*Source document*.
···
KEVIN PIETERSEN is hoping the festive spirit will prevail at Kingsmead (above, with my Hilton Hotel looming behind the main stand) on Saturday and that the Christmas boos will have dried up by the time the Boxing Day Test starts in Durban.
In fact, the pre-Christmas spirit, with the wives and girlfriends now in the England hotel, is so strong, Pietersen even held out an olive branch to South African captain Graeme Smith, insisting: “He’s turned into a really nice guy.”
You can almost hear the “Ho, ho, ho” as he prepares to play back where it all began for him in 1999 where he got 61 not out and four wickets for the Natal Dolphins against Nasser Hussain’s England tourists. Apparently that was the day he contacted the England officials and said he was interested in switching allegiances.
···
*Requests*.
• a. Reproduce word for word the part of the Pietersen article that opens with the words containing "KEVIN PIETERSEN is" and closes with "starts in Durban.".
• b. Answer these questions from the Pietersen article:
(i) Which team did Pietersen play for in 1999?
(ii) Who is now in the England hotel?
(iii) Which Test starts in Durban?
• c. Decide whether each statement matches the Pietersen article, answering yes or no and quoting the words that settle it:
(i) Pietersen scored 61 not out against Nasser Hussain's England tourists.
(ii) Pietersen described Graeme Smith as a difficult man.
(iii) The Hilton Hotel stands behind the main stand at Kingsmead.
Rely on the Pietersen article alone.

*Record list*.
···
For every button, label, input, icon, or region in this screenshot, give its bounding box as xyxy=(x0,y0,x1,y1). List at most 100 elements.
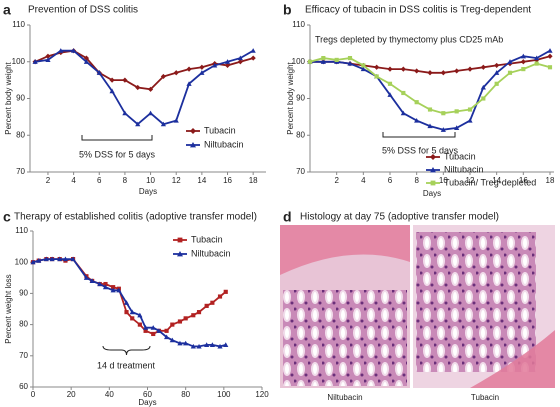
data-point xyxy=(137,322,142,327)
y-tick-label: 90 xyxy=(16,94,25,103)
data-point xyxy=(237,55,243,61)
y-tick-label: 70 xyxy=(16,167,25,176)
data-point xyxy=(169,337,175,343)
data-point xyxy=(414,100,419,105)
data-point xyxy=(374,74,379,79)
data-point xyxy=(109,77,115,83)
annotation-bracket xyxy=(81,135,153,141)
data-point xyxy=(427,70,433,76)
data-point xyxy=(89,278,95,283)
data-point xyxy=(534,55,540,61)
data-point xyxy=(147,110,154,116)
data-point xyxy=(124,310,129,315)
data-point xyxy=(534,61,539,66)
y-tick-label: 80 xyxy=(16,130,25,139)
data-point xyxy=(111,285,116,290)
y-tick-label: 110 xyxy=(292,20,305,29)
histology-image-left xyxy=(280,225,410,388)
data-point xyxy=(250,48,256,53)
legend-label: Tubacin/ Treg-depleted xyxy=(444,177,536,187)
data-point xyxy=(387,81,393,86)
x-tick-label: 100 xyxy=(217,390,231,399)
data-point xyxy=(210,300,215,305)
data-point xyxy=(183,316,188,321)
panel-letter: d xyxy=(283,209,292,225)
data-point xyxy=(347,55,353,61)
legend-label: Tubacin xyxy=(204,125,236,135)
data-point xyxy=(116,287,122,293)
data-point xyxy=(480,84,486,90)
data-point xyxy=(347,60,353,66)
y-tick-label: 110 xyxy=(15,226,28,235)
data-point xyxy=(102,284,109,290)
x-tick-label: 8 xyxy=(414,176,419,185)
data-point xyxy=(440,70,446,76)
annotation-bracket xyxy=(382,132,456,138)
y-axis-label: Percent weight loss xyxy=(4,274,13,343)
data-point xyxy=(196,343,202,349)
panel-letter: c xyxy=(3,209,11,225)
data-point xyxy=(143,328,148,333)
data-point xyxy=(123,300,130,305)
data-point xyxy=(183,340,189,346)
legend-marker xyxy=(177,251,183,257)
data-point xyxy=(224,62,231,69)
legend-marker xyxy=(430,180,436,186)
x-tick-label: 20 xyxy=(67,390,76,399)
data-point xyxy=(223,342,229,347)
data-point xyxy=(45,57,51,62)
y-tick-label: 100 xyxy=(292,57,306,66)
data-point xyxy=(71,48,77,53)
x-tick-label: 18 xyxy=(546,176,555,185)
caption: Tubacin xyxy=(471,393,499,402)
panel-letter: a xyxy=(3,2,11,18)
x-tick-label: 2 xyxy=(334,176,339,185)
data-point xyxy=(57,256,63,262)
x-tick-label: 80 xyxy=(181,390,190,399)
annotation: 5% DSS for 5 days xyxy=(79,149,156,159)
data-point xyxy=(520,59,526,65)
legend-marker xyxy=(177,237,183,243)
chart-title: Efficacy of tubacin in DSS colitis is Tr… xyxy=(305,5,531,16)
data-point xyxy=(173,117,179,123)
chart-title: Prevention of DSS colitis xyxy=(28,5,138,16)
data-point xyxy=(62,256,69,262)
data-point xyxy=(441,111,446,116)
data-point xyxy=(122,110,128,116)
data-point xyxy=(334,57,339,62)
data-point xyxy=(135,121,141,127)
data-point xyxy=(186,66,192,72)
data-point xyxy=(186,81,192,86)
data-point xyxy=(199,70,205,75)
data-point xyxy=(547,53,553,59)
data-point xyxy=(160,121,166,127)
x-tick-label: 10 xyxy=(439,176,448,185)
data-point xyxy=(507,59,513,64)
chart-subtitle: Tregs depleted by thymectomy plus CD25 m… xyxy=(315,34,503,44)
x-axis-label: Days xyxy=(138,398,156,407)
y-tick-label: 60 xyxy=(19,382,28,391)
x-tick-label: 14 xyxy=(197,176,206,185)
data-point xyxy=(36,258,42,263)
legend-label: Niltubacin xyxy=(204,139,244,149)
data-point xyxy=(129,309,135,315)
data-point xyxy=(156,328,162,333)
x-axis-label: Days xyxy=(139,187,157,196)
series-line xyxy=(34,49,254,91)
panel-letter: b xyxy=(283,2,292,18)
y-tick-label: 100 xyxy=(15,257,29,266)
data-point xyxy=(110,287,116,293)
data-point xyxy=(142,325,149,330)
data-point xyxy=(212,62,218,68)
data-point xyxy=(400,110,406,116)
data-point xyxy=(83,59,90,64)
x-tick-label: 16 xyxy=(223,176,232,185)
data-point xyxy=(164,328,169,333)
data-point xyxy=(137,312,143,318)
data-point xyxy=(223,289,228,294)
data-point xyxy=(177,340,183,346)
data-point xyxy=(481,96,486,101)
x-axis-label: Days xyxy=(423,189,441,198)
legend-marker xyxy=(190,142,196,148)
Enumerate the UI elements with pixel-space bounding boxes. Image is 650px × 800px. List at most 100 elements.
···
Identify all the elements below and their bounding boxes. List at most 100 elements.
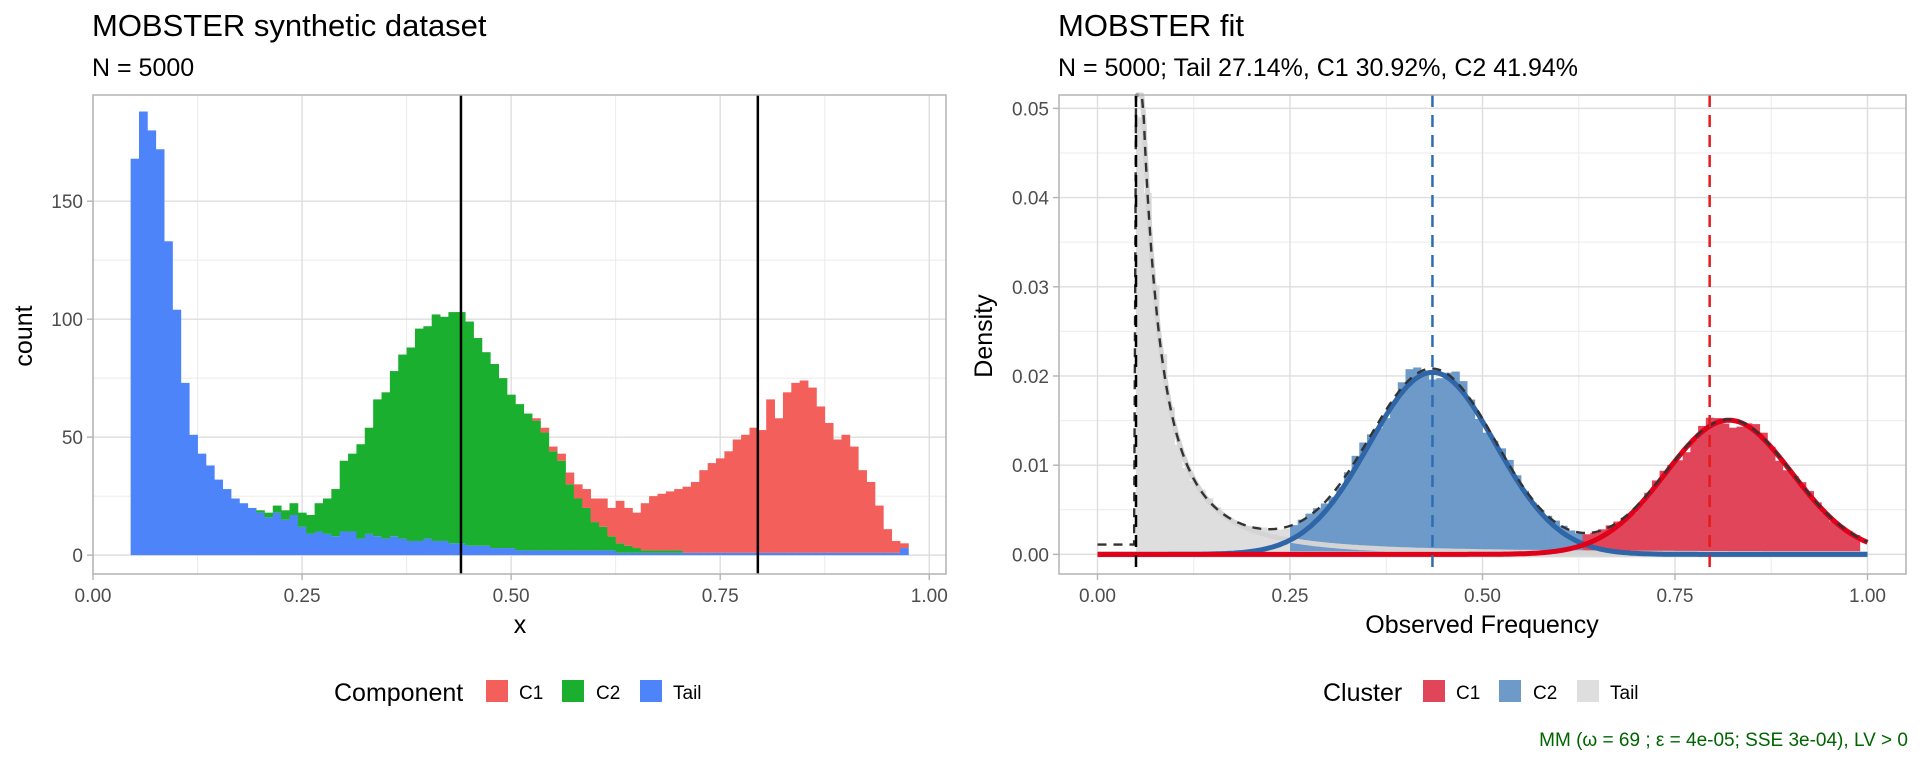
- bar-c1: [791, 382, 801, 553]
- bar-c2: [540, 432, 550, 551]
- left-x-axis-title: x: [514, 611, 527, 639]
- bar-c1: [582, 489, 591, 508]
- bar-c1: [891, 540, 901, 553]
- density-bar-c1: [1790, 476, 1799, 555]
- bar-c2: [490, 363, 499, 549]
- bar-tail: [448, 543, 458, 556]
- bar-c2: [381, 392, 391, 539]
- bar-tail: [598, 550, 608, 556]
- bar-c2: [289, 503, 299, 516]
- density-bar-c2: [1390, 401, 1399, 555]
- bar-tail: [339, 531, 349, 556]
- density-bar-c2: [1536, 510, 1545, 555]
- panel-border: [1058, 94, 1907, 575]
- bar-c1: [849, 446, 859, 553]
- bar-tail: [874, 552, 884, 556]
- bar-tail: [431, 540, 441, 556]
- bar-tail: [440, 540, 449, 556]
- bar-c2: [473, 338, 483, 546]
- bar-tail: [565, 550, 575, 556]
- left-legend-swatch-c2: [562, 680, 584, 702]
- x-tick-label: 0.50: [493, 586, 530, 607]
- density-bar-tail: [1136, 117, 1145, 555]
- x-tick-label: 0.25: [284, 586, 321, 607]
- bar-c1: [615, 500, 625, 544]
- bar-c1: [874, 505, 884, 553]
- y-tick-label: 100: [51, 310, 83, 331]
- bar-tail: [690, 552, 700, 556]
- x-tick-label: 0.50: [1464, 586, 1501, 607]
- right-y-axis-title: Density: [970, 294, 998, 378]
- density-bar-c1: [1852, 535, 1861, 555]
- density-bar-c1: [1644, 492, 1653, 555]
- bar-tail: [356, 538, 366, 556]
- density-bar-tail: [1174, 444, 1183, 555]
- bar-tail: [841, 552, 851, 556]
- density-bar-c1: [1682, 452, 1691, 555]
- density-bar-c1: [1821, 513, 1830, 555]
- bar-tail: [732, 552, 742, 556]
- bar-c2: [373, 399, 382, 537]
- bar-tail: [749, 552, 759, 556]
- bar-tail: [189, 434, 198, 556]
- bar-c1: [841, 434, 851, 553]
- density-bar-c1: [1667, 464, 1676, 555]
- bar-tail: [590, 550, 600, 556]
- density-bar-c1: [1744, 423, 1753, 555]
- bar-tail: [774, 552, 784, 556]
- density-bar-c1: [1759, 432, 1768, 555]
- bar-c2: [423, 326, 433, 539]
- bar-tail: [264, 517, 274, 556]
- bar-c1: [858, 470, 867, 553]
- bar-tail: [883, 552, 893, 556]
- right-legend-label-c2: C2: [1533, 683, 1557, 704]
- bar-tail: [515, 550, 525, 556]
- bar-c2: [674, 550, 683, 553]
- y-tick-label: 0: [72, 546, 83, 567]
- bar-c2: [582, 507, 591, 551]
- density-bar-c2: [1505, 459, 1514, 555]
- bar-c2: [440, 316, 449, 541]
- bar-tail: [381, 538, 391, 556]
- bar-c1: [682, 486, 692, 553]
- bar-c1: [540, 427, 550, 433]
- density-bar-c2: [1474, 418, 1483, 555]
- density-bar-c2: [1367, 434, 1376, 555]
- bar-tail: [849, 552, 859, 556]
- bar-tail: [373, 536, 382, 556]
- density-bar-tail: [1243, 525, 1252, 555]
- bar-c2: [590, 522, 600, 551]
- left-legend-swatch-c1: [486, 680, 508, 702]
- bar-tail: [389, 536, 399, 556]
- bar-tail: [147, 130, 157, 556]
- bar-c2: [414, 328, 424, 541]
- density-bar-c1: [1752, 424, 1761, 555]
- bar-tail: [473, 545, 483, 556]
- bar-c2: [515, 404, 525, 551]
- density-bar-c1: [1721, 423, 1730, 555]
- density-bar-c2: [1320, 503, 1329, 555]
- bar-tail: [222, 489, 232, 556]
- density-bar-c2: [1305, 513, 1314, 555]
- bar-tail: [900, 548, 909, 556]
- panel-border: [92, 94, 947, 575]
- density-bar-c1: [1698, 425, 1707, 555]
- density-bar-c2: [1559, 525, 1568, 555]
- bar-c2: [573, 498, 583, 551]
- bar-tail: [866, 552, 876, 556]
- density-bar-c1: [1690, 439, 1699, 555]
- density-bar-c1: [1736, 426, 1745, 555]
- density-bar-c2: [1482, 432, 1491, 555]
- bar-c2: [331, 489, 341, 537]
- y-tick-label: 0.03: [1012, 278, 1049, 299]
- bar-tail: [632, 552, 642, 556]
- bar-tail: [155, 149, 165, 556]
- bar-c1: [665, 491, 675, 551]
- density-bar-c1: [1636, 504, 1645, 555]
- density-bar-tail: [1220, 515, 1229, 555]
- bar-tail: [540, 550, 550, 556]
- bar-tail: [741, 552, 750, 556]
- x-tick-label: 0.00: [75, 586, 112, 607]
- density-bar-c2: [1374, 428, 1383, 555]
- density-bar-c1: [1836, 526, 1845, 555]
···
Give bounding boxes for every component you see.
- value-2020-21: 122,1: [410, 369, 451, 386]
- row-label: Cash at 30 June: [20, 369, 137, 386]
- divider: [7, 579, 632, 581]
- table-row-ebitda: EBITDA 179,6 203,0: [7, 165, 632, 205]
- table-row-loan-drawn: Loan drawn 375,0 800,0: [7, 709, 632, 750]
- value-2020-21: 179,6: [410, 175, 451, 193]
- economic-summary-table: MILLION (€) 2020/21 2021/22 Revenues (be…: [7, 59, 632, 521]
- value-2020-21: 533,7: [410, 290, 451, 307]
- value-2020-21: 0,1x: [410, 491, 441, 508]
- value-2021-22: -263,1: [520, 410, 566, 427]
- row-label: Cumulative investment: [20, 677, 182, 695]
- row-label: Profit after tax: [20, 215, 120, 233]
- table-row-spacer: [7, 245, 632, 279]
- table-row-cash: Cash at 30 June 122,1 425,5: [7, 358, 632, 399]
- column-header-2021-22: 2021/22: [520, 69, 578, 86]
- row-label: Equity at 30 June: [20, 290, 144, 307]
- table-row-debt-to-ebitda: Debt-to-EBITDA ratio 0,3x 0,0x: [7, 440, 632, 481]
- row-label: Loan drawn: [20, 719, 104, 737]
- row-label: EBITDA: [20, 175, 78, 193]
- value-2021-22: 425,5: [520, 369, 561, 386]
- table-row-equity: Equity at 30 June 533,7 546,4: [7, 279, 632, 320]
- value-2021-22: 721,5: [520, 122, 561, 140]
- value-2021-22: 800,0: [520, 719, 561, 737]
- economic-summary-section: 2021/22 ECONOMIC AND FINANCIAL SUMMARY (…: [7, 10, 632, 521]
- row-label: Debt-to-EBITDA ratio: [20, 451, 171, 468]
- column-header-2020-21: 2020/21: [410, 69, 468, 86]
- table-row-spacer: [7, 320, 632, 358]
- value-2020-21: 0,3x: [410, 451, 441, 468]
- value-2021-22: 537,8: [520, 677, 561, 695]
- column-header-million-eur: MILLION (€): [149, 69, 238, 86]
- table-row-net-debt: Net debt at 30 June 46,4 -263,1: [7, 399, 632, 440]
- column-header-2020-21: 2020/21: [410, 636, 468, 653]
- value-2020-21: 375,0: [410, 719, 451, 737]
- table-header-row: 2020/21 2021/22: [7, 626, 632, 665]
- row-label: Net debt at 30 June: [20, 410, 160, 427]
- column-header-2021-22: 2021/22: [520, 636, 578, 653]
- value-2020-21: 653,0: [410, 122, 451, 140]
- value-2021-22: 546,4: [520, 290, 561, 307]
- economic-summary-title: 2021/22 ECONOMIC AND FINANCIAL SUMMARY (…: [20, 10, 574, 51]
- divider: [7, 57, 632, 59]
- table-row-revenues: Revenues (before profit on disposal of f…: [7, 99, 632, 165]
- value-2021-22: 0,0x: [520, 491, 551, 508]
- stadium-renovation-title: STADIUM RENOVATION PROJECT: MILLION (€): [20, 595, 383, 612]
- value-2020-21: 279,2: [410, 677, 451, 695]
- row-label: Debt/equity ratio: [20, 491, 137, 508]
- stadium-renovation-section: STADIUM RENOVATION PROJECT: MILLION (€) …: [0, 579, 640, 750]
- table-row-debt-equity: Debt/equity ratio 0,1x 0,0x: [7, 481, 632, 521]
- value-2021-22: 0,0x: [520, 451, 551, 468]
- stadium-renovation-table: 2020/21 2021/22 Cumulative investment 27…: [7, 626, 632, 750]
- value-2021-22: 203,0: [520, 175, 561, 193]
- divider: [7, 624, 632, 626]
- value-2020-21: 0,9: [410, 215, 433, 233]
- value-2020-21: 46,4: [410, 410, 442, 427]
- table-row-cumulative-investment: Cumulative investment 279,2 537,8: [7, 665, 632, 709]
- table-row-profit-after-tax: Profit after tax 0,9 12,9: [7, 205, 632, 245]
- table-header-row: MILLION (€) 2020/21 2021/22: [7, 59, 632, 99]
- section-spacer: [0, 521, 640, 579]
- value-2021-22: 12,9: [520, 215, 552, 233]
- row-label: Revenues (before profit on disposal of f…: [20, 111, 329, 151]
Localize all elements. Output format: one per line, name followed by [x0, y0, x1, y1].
···
*Solutions per task*.
• a.
KEVIN PIETERSEN is hoping the festive spirit will prevail at Kingsmead (above, with my Hilton Hotel looming behind the main stand) on Saturday and that the Christmas boos will have dried up by the time the Boxing Day Test starts in Durban.

• b.
(i) The Natal Dolphins.
(ii) The wives and girlfriends.
(iii) The Boxing Day Test.

• c.
(i) Yes: "he got 61 not out and four wickets for the Natal Dolphins against Nasser Hussain’s England tourists"
(ii) No: "He’s turned into a really nice guy."
(iii) Yes: "with my Hilton Hotel looming behind the main stand"